= SHORT PROBLEM =
Repeat the entries that follow verbatim, without any of their pictures.

⁂

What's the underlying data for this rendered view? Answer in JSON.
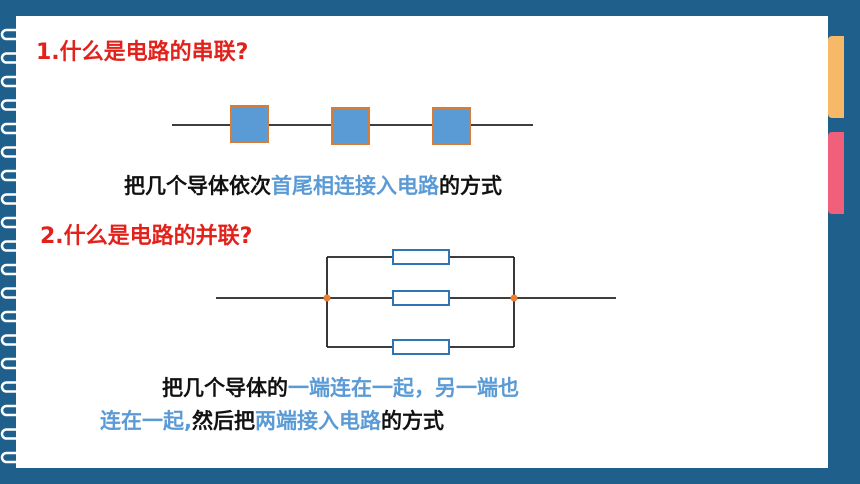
{
  "slide": {
    "q1": "1.什么是电路的串联?",
    "def1_a": "把几个导体依次",
    "def1_b": "首尾相连接入电路",
    "def1_c": "的方式",
    "q2": "2.什么是电路的并联?",
    "def2_line1_a": "把几个导体的",
    "def2_line1_b": "一端连在一起，另一端也",
    "def2_line2_a": "连在一起,",
    "def2_line2_b": "然后把",
    "def2_line2_c": "两端接入电路",
    "def2_line2_d": "的方式"
  },
  "colors": {
    "background": "#1f5f8b",
    "heading": "#e3211b",
    "highlight": "#5b9bd5",
    "resistor_fill": "#5b9bd5",
    "node_dot": "#ed7d31",
    "tab_orange": "#f7b867",
    "tab_pink": "#f0607a"
  }
}
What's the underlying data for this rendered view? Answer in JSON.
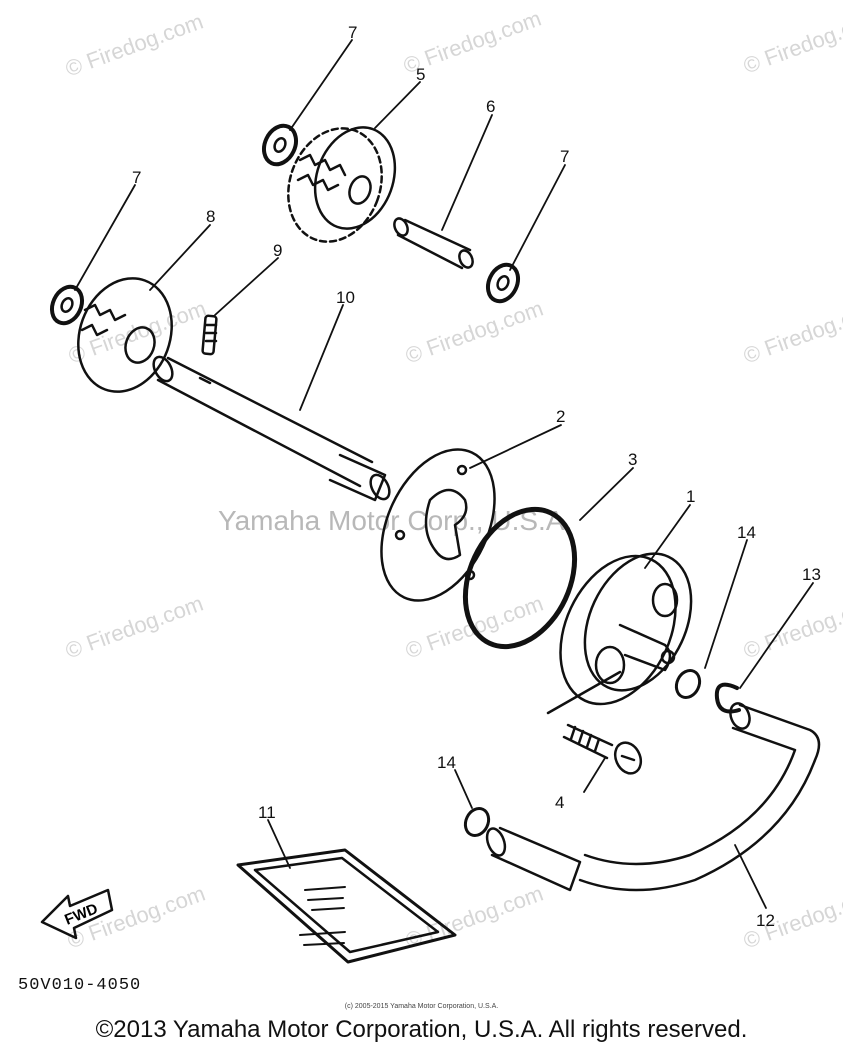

⁂

= RESPONSE FOR THIS EXERCISE =
What's the underlying data for this rendered view? Answer in JSON.
{
  "slide": {
    "q1": "1.什么是电路的串联?",
    "def1_a": "把几个导体依次",
    "def1_b": "首尾相连接入电路",
    "def1_c": "的方式",
    "q2": "2.什么是电路的并联?",
    "def2_line1_a": "把几个导体的",
    "def2_line1_b": "一端连在一起，另一端也",
    "def2_line2_a": "连在一起,",
    "def2_line2_b": "然后把",
    "def2_line2_c": "两端接入电路",
    "def2_line2_d": "的方式"
  },
  "colors": {
    "background": "#1f5f8b",
    "heading": "#e3211b",
    "highlight": "#5b9bd5",
    "resistor_fill": "#5b9bd5",
    "node_dot": "#ed7d31",
    "tab_orange": "#f7b867",
    "tab_pink": "#f0607a"
  }
}
What's the underlying data for this rendered view? Answer in JSON.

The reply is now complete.